=== Records supplied ===
•••

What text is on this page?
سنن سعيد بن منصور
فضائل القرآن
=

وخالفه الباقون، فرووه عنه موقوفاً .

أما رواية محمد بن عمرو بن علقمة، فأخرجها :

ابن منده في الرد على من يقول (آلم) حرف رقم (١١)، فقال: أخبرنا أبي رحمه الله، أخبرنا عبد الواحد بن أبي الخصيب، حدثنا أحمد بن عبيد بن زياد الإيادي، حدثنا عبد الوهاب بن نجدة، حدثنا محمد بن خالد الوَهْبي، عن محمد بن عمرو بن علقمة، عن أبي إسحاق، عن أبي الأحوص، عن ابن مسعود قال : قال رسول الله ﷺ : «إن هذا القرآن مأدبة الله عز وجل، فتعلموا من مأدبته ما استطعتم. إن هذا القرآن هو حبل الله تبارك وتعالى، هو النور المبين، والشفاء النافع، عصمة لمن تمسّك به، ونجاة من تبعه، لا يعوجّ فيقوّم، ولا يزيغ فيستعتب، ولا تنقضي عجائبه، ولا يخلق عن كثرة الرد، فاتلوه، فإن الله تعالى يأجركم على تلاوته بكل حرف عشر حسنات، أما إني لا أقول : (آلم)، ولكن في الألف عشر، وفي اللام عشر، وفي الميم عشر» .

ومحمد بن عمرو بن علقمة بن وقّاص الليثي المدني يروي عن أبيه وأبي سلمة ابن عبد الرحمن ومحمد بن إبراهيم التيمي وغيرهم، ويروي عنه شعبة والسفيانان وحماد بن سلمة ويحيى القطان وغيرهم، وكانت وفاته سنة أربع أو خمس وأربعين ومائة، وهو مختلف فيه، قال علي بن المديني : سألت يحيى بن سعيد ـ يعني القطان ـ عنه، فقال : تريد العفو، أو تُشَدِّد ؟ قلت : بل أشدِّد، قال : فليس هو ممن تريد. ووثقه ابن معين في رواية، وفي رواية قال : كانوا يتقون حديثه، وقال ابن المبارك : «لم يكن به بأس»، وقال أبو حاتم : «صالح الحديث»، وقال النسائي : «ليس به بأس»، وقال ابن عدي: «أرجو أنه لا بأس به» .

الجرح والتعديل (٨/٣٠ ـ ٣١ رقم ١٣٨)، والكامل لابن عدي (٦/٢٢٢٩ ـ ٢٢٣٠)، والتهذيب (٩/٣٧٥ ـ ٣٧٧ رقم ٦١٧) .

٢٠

•••

=== Given request ===
Extract the data in full. Keep it word for word.

=== Task output ===
What text is on this page?
سنن سعيد بن منصور
فضائل القرآن
=

وخالفه الباقون، فرووه عنه موقوفاً .

أما رواية محمد بن عمرو بن علقمة، فأخرجها :

ابن منده في الرد على من يقول (آلم) حرف رقم (١١)، فقال: أخبرنا أبي رحمه الله، أخبرنا عبد الواحد بن أبي الخصيب، حدثنا أحمد بن عبيد بن زياد الإيادي، حدثنا عبد الوهاب بن نجدة، حدثنا محمد بن خالد الوَهْبي، عن محمد بن عمرو بن علقمة، عن أبي إسحاق، عن أبي الأحوص، عن ابن مسعود قال : قال رسول الله ﷺ : «إن هذا القرآن مأدبة الله عز وجل، فتعلموا من مأدبته ما استطعتم. إن هذا القرآن هو حبل الله تبارك وتعالى، هو النور المبين، والشفاء النافع، عصمة لمن تمسّك به، ونجاة من تبعه، لا يعوجّ فيقوّم، ولا يزيغ فيستعتب، ولا تنقضي عجائبه، ولا يخلق عن كثرة الرد، فاتلوه، فإن الله تعالى يأجركم على تلاوته بكل حرف عشر حسنات، أما إني لا أقول : (آلم)، ولكن في الألف عشر، وفي اللام عشر، وفي الميم عشر» .

ومحمد بن عمرو بن علقمة بن وقّاص الليثي المدني يروي عن أبيه وأبي سلمة ابن عبد الرحمن ومحمد بن إبراهيم التيمي وغيرهم، ويروي عنه شعبة والسفيانان وحماد بن سلمة ويحيى القطان وغيرهم، وكانت وفاته سنة أربع أو خمس وأربعين ومائة، وهو مختلف فيه، قال علي بن المديني : سألت يحيى بن سعيد ـ يعني القطان ـ عنه، فقال : تريد العفو، أو تُشَدِّد ؟ قلت : بل أشدِّد، قال : فليس هو ممن تريد. ووثقه ابن معين في رواية، وفي رواية قال : كانوا يتقون حديثه، وقال ابن المبارك : «لم يكن به بأس»، وقال أبو حاتم : «صالح الحديث»، وقال النسائي : «ليس به بأس»، وقال ابن عدي: «أرجو أنه لا بأس به» .

الجرح والتعديل (٨/٣٠ ـ ٣١ رقم ١٣٨)، والكامل لابن عدي (٦/٢٢٢٩ ـ ٢٢٣٠)، والتهذيب (٩/٣٧٥ ـ ٣٧٧ رقم ٦١٧) .

٢٠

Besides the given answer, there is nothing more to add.